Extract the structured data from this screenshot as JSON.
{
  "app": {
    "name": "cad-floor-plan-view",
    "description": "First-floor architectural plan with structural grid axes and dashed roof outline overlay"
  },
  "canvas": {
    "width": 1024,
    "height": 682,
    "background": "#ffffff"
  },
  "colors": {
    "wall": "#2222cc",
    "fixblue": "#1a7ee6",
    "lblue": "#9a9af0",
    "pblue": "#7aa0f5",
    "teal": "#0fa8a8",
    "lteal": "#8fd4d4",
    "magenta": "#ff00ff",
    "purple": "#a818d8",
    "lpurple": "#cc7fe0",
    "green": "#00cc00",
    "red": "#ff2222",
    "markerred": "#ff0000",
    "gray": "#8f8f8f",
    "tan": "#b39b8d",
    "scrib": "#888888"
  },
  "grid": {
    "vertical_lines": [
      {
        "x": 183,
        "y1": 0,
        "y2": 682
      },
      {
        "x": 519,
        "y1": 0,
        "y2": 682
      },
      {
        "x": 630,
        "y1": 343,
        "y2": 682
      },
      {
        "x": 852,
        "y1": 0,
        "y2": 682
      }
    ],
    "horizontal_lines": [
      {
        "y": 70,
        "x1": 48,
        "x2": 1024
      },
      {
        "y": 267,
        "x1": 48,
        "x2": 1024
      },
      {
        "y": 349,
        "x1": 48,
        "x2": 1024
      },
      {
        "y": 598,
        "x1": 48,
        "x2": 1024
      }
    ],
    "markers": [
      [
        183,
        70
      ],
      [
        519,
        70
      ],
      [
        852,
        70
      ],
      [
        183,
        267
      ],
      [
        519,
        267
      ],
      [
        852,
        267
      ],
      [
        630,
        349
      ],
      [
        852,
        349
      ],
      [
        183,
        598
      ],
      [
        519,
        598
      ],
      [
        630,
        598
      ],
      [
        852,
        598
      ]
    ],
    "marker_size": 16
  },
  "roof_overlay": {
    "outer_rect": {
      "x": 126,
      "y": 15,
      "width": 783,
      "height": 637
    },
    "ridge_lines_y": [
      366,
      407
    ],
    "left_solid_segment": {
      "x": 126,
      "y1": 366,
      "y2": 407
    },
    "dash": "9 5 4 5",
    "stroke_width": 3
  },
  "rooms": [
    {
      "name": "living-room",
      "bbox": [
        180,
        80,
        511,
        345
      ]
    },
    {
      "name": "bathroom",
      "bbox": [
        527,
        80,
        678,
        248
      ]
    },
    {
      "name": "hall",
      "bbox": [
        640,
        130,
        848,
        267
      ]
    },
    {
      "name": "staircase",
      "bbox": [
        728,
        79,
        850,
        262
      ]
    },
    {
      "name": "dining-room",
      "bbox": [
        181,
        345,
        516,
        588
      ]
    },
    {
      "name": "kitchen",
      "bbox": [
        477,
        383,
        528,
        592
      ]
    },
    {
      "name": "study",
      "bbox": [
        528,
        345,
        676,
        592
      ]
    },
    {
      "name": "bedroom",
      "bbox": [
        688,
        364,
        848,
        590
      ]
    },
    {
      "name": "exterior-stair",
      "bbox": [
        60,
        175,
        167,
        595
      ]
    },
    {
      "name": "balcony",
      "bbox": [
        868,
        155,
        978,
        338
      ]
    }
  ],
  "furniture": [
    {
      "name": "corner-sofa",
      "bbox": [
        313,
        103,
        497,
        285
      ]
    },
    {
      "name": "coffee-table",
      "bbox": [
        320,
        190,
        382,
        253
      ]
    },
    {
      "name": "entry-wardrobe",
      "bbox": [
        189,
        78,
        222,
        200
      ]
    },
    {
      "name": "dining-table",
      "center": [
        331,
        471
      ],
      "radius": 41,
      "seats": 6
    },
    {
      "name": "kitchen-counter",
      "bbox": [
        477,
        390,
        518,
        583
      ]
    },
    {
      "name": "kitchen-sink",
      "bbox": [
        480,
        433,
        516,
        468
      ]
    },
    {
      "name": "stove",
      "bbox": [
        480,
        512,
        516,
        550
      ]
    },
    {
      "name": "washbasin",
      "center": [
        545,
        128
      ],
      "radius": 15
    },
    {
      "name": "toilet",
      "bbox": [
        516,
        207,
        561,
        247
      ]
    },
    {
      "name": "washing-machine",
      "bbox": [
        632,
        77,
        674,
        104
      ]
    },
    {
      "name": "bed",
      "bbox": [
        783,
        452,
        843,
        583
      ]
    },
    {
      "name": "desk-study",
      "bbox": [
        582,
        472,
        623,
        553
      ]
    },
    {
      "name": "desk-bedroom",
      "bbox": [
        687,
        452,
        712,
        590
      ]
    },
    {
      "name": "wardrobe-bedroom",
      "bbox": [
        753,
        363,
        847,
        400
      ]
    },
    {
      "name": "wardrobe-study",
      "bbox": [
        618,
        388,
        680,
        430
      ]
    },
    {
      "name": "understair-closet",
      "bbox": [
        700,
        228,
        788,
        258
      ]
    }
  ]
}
—————
▸ Problem requirements:
Read the entries and show each line that mentions "plan".

▸ Reply to the exercise:
    "name": "cad-floor-plan-view",
    "description": "First-floor architectural plan with structural grid axes and dashed roof outline overlay"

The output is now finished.